» Exercise prompt:
Reprint all entries without any alteration.

» Dataset rows about figures:
<<<<

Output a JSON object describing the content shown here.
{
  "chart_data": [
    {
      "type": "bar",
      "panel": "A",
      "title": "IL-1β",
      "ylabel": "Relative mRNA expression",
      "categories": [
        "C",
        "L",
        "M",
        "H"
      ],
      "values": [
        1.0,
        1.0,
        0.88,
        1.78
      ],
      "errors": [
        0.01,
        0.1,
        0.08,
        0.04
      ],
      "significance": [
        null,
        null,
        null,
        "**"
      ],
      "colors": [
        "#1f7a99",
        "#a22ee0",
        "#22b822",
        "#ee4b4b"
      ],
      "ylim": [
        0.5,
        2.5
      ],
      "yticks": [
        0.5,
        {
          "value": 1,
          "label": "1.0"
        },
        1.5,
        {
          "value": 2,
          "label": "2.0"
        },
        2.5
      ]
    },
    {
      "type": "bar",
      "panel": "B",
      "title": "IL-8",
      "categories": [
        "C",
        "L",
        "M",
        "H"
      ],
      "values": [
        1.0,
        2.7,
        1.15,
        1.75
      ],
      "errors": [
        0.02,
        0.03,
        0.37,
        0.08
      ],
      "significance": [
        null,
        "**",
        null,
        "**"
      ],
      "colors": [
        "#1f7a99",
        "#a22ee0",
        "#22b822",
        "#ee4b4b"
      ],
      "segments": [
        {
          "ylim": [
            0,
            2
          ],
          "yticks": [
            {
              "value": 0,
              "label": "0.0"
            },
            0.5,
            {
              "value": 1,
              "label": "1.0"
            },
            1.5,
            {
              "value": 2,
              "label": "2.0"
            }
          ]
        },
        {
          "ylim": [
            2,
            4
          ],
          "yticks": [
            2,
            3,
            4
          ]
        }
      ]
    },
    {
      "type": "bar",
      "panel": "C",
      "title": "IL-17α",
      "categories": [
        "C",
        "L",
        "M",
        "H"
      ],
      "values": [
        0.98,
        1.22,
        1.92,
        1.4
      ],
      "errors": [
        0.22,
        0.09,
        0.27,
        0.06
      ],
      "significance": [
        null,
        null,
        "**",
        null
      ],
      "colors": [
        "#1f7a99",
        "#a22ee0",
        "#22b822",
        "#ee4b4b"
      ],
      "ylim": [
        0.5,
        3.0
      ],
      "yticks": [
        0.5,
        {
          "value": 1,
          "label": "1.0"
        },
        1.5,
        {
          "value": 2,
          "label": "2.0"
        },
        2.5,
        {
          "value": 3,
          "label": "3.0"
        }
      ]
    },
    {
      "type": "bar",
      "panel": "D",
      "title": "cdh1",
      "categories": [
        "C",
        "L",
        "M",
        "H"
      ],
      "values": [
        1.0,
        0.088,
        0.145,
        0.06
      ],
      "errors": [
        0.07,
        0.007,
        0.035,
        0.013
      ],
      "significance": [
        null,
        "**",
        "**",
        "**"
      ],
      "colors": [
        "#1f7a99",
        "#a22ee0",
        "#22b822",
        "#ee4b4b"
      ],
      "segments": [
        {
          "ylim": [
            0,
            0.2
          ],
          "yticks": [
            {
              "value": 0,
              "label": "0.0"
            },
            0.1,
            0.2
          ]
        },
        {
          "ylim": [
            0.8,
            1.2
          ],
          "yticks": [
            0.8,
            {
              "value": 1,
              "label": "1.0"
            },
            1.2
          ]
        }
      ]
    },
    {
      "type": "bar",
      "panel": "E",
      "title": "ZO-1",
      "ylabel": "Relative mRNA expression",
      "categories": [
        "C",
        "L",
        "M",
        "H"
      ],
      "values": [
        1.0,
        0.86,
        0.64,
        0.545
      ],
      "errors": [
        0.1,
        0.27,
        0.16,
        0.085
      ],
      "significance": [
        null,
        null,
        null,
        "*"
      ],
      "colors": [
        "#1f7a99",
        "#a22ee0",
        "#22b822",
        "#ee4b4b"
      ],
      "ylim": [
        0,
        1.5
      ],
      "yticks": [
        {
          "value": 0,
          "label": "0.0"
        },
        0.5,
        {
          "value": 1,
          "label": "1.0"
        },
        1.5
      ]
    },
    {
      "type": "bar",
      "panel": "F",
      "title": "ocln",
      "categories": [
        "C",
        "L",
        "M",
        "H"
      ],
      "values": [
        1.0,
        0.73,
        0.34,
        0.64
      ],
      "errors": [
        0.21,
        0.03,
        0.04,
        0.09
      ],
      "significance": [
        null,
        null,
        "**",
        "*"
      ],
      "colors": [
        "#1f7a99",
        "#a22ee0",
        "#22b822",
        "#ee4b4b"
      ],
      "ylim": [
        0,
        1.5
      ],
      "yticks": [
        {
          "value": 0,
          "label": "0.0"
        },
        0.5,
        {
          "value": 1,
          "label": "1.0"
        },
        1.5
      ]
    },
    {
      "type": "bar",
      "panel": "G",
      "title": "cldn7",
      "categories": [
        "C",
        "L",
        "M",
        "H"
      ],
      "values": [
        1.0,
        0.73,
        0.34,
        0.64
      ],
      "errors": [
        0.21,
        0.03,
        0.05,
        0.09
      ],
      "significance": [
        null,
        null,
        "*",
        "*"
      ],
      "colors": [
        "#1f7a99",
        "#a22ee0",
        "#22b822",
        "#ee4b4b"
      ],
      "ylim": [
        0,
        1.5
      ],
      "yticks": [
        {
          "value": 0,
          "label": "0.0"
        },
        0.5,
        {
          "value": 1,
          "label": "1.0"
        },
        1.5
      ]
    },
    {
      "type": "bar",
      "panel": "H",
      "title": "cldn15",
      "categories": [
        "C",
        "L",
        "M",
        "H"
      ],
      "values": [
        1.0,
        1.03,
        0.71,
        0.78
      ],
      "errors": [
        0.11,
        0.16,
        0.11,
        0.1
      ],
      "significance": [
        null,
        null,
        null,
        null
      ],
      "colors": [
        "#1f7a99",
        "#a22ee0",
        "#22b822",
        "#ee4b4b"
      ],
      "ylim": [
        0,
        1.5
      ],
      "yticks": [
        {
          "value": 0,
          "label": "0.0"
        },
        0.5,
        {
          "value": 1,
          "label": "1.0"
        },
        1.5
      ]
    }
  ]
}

>>>>

» Response box:
Output a JSON object describing the content shown here.
{
  "chart_data": [
    {
      "type": "bar",
      "panel": "A",
      "title": "IL-1β",
      "ylabel": "Relative mRNA expression",
      "categories": [
        "C",
        "L",
        "M",
        "H"
      ],
      "values": [
        1.0,
        1.0,
        0.88,
        1.78
      ],
      "errors": [
        0.01,
        0.1,
        0.08,
        0.04
      ],
      "significance": [
        null,
        null,
        null,
        "**"
      ],
      "colors": [
        "#1f7a99",
        "#a22ee0",
        "#22b822",
        "#ee4b4b"
      ],
      "ylim": [
        0.5,
        2.5
      ],
      "yticks": [
        0.5,
        {
          "value": 1,
          "label": "1.0"
        },
        1.5,
        {
          "value": 2,
          "label": "2.0"
        },
        2.5
      ]
    },
    {
      "type": "bar",
      "panel": "B",
      "title": "IL-8",
      "categories": [
        "C",
        "L",
        "M",
        "H"
      ],
      "values": [
        1.0,
        2.7,
        1.15,
        1.75
      ],
      "errors": [
        0.02,
        0.03,
        0.37,
        0.08
      ],
      "significance": [
        null,
        "**",
        null,
        "**"
      ],
      "colors": [
        "#1f7a99",
        "#a22ee0",
        "#22b822",
        "#ee4b4b"
      ],
      "segments": [
        {
          "ylim": [
            0,
            2
          ],
          "yticks": [
            {
              "value": 0,
              "label": "0.0"
            },
            0.5,
            {
              "value": 1,
              "label": "1.0"
            },
            1.5,
            {
              "value": 2,
              "label": "2.0"
            }
          ]
        },
        {
          "ylim": [
            2,
            4
          ],
          "yticks": [
            2,
            3,
            4
          ]
        }
      ]
    },
    {
      "type": "bar",
      "panel": "C",
      "title": "IL-17α",
      "categories": [
        "C",
        "L",
        "M",
        "H"
      ],
      "values": [
        0.98,
        1.22,
        1.92,
        1.4
      ],
      "errors": [
        0.22,
        0.09,
        0.27,
        0.06
      ],
      "significance": [
        null,
        null,
        "**",
        null
      ],
      "colors": [
        "#1f7a99",
        "#a22ee0",
        "#22b822",
        "#ee4b4b"
      ],
      "ylim": [
        0.5,
        3.0
      ],
      "yticks": [
        0.5,
        {
          "value": 1,
          "label": "1.0"
        },
        1.5,
        {
          "value": 2,
          "label": "2.0"
        },
        2.5,
        {
          "value": 3,
          "label": "3.0"
        }
      ]
    },
    {
      "type": "bar",
      "panel": "D",
      "title": "cdh1",
      "categories": [
        "C",
        "L",
        "M",
        "H"
      ],
      "values": [
        1.0,
        0.088,
        0.145,
        0.06
      ],
      "errors": [
        0.07,
        0.007,
        0.035,
        0.013
      ],
      "significance": [
        null,
        "**",
        "**",
        "**"
      ],
      "colors": [
        "#1f7a99",
        "#a22ee0",
        "#22b822",
        "#ee4b4b"
      ],
      "segments": [
        {
          "ylim": [
            0,
            0.2
          ],
          "yticks": [
            {
              "value": 0,
              "label": "0.0"
            },
            0.1,
            0.2
          ]
        },
        {
          "ylim": [
            0.8,
            1.2
          ],
          "yticks": [
            0.8,
            {
              "value": 1,
              "label": "1.0"
            },
            1.2
          ]
        }
      ]
    },
    {
      "type": "bar",
      "panel": "E",
      "title": "ZO-1",
      "ylabel": "Relative mRNA expression",
      "categories": [
        "C",
        "L",
        "M",
        "H"
      ],
      "values": [
        1.0,
        0.86,
        0.64,
        0.545
      ],
      "errors": [
        0.1,
        0.27,
        0.16,
        0.085
      ],
      "significance": [
        null,
        null,
        null,
        "*"
      ],
      "colors": [
        "#1f7a99",
        "#a22ee0",
        "#22b822",
        "#ee4b4b"
      ],
      "ylim": [
        0,
        1.5
      ],
      "yticks": [
        {
          "value": 0,
          "label": "0.0"
        },
        0.5,
        {
          "value": 1,
          "label": "1.0"
        },
        1.5
      ]
    },
    {
      "type": "bar",
      "panel": "F",
      "title": "ocln",
      "categories": [
        "C",
        "L",
        "M",
        "H"
      ],
      "values": [
        1.0,
        0.73,
        0.34,
        0.64
      ],
      "errors": [
        0.21,
        0.03,
        0.04,
        0.09
      ],
      "significance": [
        null,
        null,
        "**",
        "*"
      ],
      "colors": [
        "#1f7a99",
        "#a22ee0",
        "#22b822",
        "#ee4b4b"
      ],
      "ylim": [
        0,
        1.5
      ],
      "yticks": [
        {
          "value": 0,
          "label": "0.0"
        },
        0.5,
        {
          "value": 1,
          "label": "1.0"
        },
        1.5
      ]
    },
    {
      "type": "bar",
      "panel": "G",
      "title": "cldn7",
      "categories": [
        "C",
        "L",
        "M",
        "H"
      ],
      "values": [
        1.0,
        0.73,
        0.34,
        0.64
      ],
      "errors": [
        0.21,
        0.03,
        0.05,
        0.09
      ],
      "significance": [
        null,
        null,
        "*",
        "*"
      ],
      "colors": [
        "#1f7a99",
        "#a22ee0",
        "#22b822",
        "#ee4b4b"
      ],
      "ylim": [
        0,
        1.5
      ],
      "yticks": [
        {
          "value": 0,
          "label": "0.0"
        },
        0.5,
        {
          "value": 1,
          "label": "1.0"
        },
        1.5
      ]
    },
    {
      "type": "bar",
      "panel": "H",
      "title": "cldn15",
      "categories": [
        "C",
        "L",
        "M",
        "H"
      ],
      "values": [
        1.0,
        1.03,
        0.71,
        0.78
      ],
      "errors": [
        0.11,
        0.16,
        0.11,
        0.1
      ],
      "significance": [
        null,
        null,
        null,
        null
      ],
      "colors": [
        "#1f7a99",
        "#a22ee0",
        "#22b822",
        "#ee4b4b"
      ],
      "ylim": [
        0,
        1.5
      ],
      "yticks": [
        {
          "value": 0,
          "label": "0.0"
        },
        0.5,
        {
          "value": 1,
          "label": "1.0"
        },
        1.5
      ]
    }
  ]
}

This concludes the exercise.